[Start Exercise material]

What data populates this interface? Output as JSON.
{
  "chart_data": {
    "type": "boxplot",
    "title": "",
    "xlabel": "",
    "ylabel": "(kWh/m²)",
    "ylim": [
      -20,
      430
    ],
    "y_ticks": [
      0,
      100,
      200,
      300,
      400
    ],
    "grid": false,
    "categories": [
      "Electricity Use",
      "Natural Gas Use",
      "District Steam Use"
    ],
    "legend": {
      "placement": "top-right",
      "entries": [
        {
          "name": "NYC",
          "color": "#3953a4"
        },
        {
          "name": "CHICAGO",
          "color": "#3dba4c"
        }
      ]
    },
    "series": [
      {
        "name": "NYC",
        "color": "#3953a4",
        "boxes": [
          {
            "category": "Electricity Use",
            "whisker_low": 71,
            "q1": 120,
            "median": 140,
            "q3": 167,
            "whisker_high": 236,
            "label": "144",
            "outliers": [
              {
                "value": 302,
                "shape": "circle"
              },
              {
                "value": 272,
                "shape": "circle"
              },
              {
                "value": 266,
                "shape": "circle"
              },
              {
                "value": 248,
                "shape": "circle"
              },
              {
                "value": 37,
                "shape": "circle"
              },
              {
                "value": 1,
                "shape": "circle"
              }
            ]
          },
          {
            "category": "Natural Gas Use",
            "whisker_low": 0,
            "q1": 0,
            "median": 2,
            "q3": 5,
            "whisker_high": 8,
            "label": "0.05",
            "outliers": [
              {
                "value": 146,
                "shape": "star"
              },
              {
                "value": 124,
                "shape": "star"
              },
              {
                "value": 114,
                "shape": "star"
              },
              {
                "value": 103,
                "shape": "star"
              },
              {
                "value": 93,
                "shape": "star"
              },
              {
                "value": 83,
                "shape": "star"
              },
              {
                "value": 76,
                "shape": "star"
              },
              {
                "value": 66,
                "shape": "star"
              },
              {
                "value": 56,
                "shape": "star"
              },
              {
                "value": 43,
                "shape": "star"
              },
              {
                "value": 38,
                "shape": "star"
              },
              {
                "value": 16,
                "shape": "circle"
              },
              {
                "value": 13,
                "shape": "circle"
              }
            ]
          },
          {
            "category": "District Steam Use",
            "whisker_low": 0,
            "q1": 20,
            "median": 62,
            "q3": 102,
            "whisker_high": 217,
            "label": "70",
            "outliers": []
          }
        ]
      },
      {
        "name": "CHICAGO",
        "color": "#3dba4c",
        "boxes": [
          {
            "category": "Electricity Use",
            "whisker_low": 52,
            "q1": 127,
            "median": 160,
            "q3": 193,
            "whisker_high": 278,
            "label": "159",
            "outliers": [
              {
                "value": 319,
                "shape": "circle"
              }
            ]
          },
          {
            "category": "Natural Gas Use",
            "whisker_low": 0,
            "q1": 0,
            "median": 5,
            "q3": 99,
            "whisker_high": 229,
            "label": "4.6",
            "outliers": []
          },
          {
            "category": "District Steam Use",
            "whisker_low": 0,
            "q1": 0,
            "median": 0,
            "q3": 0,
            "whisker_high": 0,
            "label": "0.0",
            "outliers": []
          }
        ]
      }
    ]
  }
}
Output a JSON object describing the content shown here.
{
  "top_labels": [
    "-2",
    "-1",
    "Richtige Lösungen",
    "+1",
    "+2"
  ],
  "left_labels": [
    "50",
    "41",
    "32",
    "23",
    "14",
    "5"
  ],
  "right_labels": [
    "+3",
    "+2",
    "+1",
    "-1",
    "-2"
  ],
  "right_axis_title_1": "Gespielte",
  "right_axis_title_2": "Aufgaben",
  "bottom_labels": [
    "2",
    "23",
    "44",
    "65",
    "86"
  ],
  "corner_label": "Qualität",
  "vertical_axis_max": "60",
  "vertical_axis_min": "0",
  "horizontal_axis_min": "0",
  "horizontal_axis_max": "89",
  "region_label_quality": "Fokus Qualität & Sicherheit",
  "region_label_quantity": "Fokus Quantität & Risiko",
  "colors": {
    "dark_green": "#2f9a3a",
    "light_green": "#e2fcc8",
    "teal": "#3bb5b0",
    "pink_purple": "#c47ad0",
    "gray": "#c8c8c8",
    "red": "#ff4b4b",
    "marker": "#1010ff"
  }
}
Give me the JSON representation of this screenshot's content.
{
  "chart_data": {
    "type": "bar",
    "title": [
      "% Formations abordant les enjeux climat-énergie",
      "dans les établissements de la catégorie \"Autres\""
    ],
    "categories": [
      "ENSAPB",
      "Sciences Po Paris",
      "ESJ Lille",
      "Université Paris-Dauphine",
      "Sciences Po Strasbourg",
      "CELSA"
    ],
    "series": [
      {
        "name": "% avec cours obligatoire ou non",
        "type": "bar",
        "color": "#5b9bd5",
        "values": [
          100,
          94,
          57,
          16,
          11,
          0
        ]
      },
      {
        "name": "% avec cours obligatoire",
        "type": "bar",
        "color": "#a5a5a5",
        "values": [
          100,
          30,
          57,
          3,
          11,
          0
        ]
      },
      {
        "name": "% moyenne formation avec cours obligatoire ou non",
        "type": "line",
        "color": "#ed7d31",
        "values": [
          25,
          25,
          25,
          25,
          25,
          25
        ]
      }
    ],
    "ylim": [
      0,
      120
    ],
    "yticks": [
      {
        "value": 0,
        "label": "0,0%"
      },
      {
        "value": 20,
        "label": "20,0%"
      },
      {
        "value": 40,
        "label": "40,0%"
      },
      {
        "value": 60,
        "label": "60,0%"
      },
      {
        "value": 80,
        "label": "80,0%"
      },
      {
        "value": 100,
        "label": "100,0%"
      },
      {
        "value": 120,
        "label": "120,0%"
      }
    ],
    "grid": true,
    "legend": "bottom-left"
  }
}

[End Exercise material]
[Start Exercise material]

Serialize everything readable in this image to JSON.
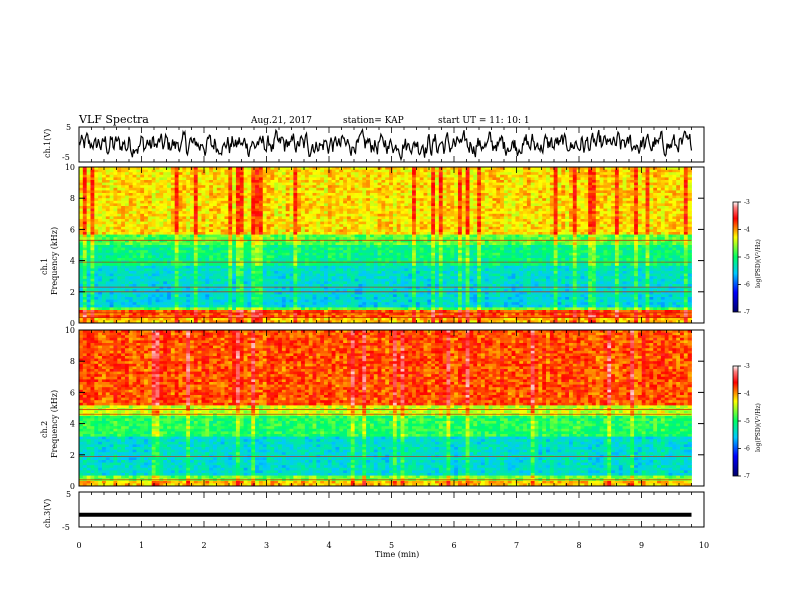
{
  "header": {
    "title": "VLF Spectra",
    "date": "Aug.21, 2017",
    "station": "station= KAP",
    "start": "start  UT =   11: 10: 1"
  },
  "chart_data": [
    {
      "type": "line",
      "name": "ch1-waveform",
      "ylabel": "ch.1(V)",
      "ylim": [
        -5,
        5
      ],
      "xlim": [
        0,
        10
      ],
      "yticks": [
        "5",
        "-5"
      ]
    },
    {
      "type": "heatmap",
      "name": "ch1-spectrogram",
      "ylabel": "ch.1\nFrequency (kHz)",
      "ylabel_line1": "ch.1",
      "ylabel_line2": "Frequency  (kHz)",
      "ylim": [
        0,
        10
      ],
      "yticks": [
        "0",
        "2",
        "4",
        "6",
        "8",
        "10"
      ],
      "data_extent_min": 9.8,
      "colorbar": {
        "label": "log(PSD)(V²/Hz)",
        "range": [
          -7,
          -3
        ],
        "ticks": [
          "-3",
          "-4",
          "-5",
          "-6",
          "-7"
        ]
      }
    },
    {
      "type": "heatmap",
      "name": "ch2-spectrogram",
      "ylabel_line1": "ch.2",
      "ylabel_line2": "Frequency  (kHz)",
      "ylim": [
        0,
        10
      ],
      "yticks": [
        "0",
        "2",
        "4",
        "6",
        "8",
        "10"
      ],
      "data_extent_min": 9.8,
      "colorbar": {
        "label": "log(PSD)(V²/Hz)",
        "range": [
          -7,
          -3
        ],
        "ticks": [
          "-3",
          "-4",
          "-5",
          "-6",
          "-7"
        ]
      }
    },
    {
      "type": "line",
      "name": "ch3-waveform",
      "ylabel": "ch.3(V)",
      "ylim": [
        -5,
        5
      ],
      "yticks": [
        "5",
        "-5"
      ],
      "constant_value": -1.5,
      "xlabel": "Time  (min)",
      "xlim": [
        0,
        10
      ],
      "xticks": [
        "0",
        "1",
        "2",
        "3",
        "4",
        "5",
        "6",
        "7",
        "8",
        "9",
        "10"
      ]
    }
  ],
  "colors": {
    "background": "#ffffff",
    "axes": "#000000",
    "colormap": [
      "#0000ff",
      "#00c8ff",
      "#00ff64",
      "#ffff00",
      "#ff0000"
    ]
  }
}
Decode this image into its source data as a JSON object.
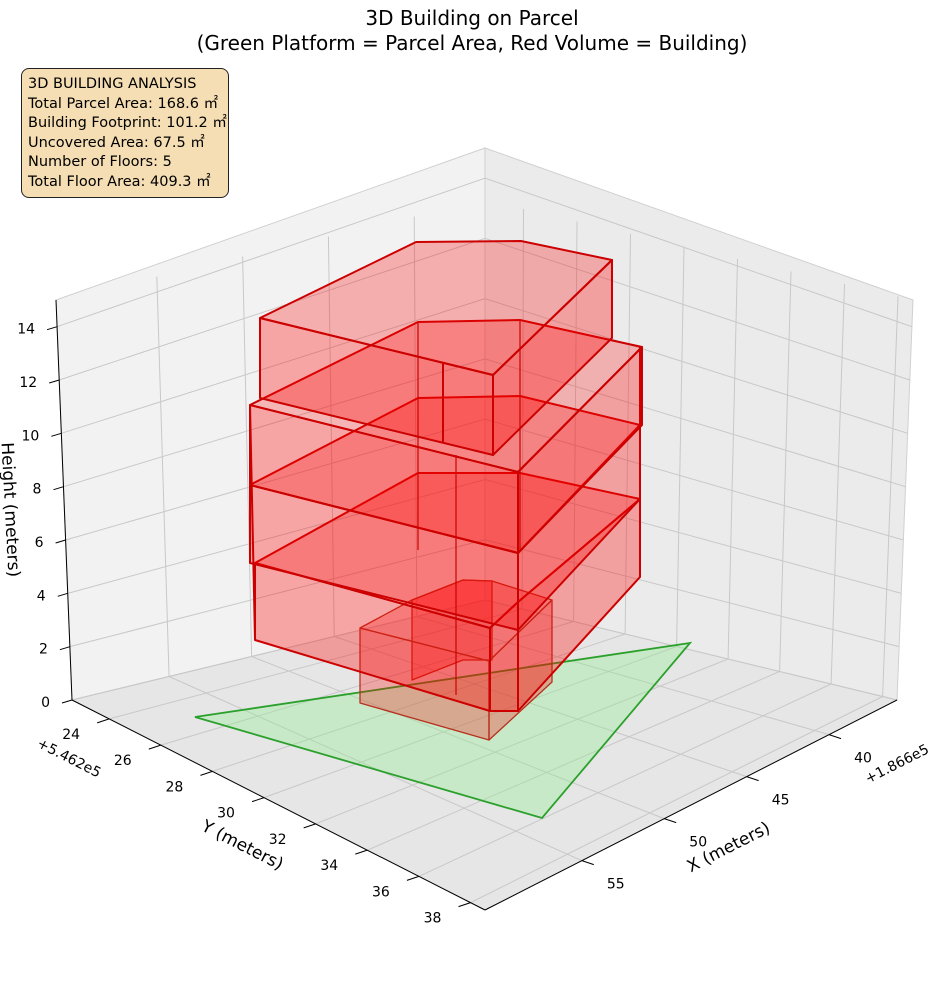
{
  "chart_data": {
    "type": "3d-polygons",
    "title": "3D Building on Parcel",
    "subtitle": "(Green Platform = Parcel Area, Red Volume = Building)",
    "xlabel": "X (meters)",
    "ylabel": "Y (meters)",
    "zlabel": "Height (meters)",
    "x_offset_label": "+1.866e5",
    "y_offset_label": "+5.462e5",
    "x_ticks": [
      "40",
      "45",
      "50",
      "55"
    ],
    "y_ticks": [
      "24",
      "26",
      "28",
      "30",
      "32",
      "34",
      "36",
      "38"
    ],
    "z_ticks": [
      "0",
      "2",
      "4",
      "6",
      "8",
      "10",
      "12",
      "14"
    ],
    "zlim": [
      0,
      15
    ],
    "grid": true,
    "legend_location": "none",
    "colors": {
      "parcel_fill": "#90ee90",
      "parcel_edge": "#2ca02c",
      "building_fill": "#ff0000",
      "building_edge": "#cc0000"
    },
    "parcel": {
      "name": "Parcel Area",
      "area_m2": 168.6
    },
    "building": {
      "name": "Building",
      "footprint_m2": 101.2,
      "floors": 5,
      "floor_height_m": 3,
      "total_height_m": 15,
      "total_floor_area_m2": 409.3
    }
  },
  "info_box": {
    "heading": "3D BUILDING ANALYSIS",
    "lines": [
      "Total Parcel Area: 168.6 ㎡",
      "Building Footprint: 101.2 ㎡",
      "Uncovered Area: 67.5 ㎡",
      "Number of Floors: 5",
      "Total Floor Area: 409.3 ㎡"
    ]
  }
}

[End Exercise material]
[Start Exercise material]

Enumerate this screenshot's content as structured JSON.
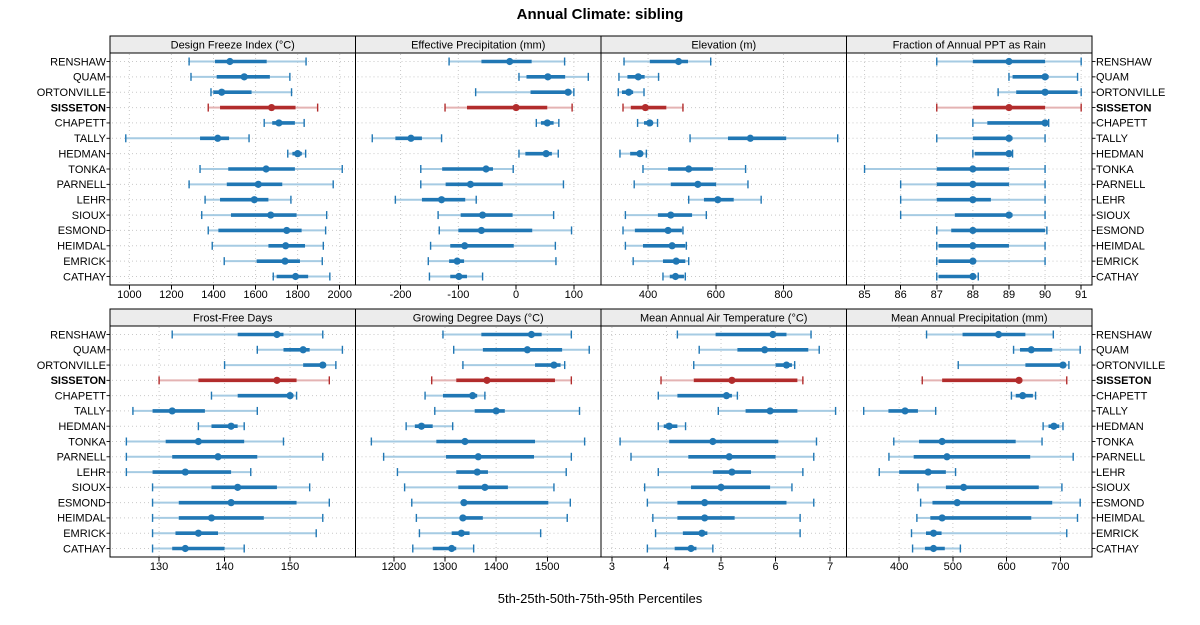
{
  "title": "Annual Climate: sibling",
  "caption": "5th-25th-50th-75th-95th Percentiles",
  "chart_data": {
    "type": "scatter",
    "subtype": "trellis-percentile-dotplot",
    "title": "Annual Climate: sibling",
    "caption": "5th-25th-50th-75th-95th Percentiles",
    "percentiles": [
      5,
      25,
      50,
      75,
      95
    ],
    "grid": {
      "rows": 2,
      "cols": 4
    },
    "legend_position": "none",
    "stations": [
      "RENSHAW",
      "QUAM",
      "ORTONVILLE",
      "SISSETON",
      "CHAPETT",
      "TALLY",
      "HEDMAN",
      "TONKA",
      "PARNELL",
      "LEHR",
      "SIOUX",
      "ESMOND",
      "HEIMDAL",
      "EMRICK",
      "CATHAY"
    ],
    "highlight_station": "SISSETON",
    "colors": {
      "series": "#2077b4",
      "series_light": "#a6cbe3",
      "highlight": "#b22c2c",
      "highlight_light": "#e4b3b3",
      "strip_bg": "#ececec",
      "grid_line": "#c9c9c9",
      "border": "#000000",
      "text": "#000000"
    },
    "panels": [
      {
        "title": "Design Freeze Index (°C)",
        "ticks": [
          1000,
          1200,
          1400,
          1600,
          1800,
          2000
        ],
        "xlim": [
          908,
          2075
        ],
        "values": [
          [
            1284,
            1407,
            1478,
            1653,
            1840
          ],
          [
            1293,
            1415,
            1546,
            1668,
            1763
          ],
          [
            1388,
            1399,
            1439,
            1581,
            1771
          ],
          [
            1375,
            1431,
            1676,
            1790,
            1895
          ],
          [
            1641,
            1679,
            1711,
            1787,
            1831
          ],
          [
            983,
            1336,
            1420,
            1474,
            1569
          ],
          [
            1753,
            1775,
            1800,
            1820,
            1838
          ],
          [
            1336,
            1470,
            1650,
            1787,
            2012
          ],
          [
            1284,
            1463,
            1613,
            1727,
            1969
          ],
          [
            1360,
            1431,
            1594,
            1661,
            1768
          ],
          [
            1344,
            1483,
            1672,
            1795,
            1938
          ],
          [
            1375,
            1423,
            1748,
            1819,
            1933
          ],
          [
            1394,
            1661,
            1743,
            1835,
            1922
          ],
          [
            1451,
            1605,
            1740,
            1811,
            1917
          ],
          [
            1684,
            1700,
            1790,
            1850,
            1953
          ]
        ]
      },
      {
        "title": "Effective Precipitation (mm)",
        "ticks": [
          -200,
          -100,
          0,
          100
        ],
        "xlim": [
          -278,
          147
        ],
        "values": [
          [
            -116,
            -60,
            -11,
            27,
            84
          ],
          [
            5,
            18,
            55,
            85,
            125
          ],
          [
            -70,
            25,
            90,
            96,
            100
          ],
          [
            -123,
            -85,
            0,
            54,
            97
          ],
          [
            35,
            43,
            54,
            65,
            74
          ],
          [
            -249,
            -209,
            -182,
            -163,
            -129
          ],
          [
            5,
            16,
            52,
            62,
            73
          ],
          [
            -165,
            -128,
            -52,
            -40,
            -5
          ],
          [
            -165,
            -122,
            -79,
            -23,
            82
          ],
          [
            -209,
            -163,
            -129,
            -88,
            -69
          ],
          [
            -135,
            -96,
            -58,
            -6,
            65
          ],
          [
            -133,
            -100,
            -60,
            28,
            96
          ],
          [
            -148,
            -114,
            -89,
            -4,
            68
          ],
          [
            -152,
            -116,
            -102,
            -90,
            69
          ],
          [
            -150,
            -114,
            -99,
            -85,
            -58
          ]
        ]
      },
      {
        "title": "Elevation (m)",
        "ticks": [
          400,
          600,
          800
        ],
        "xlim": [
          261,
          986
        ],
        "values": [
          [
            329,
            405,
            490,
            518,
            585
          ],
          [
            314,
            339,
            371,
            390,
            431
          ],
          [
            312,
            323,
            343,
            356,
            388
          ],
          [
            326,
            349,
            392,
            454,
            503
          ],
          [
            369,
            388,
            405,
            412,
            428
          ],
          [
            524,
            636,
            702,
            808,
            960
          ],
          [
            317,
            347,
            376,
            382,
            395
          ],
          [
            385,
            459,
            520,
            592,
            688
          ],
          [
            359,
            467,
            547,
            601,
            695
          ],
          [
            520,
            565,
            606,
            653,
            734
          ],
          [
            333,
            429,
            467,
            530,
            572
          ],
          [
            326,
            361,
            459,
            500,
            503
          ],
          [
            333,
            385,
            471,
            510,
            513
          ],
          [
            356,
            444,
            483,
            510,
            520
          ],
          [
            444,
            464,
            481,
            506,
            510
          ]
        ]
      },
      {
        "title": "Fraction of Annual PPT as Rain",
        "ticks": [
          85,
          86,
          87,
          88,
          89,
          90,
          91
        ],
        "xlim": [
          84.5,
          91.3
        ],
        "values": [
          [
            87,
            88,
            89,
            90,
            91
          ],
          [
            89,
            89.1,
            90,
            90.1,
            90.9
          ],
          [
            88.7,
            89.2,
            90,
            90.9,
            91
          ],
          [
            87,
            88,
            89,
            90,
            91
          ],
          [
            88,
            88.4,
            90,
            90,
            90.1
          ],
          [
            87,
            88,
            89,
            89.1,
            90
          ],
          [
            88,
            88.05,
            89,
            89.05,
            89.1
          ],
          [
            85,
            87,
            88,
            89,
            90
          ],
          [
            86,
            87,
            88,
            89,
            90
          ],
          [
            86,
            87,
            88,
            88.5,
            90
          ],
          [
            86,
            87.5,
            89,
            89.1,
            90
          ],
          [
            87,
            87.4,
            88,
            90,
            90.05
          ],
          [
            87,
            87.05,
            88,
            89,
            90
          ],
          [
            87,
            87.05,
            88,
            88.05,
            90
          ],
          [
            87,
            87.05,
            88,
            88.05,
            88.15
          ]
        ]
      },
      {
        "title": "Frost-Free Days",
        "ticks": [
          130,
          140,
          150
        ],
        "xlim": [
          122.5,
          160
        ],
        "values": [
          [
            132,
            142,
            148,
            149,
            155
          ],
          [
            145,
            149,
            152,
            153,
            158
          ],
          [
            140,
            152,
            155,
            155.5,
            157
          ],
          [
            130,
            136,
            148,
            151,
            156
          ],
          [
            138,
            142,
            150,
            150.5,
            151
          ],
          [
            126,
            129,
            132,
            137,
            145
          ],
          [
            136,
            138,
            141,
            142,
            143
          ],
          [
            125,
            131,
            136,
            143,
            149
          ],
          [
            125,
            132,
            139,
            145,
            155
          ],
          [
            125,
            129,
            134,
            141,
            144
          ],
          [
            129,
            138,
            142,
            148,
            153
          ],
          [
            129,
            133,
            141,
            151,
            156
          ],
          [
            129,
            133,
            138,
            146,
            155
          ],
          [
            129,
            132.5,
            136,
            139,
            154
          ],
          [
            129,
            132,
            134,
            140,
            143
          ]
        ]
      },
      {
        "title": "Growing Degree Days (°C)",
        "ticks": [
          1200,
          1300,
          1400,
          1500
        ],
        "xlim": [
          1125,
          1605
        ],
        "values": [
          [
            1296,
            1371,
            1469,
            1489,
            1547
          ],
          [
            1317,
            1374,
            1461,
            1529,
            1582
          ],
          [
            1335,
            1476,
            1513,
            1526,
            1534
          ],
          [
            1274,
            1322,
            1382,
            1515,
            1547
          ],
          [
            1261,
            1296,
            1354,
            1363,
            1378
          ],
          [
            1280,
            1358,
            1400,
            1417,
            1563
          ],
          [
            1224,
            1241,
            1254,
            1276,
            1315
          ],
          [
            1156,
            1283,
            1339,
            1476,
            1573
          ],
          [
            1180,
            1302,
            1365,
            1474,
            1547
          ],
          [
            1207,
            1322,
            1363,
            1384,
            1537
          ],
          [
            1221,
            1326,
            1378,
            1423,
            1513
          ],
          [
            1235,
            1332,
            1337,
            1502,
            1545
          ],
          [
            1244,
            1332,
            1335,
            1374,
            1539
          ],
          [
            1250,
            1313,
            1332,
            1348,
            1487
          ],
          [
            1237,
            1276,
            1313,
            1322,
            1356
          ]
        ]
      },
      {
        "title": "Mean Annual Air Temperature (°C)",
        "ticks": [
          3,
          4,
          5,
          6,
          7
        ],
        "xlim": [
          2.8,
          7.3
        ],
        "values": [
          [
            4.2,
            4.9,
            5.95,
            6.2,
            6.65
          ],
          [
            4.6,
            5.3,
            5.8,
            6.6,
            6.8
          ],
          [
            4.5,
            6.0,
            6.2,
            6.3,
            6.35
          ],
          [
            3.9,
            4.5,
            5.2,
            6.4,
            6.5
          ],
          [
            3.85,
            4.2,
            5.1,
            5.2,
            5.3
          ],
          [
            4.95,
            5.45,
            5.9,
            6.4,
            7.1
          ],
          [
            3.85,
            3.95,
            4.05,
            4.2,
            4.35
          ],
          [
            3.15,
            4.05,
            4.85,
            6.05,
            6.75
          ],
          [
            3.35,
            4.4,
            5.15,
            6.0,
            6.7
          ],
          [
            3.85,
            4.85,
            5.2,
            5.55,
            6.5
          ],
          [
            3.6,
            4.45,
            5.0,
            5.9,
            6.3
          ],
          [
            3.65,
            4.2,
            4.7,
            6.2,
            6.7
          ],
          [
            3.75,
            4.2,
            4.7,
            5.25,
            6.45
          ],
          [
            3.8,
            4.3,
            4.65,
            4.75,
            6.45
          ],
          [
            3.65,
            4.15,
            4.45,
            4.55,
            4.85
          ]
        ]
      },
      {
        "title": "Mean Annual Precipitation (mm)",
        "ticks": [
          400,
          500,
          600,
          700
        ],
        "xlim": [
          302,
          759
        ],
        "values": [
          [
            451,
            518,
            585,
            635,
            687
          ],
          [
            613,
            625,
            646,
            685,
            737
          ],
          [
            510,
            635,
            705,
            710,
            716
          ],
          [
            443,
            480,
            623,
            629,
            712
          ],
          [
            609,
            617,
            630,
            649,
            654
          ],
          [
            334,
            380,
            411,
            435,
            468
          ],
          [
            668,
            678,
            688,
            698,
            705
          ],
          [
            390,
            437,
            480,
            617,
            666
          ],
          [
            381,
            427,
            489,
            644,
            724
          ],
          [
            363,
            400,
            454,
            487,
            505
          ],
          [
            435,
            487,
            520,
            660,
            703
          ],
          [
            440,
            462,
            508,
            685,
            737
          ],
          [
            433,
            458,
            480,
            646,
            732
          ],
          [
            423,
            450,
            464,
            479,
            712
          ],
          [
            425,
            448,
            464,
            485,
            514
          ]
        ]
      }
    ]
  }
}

[End Exercise material]

What is expected: Filter the data, keeping only the lines that contain "Fokus".

Reply:
  "region_label_quality": "Fokus Qualität & Sicherheit",
  "region_label_quantity": "Fokus Quantität & Risiko",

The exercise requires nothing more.